• [EXERCISE] Return each line of the records holding the string "Padova".

Start of DATA IN THIS EXERCISE

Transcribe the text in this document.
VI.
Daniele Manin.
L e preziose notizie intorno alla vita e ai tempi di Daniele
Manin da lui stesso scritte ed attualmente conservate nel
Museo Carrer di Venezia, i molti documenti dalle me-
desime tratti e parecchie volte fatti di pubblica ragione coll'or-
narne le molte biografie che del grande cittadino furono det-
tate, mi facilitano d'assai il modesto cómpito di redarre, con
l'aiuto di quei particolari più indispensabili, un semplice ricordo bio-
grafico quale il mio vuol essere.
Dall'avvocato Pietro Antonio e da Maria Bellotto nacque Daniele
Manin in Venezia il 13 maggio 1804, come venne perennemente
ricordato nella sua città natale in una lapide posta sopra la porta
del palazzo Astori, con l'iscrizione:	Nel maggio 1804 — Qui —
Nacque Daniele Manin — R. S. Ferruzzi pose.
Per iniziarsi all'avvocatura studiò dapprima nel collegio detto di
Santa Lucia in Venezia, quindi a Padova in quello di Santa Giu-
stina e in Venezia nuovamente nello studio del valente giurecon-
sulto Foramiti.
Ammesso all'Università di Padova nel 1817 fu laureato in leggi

End of DATA IN THIS EXERCISE

• [SOLVED PROBLEM]
Santa Lucia in Venezia, quindi a Padova in quello di Santa Giu-
Ammesso all'Università di Padova nel 1817 fu laureato in leggi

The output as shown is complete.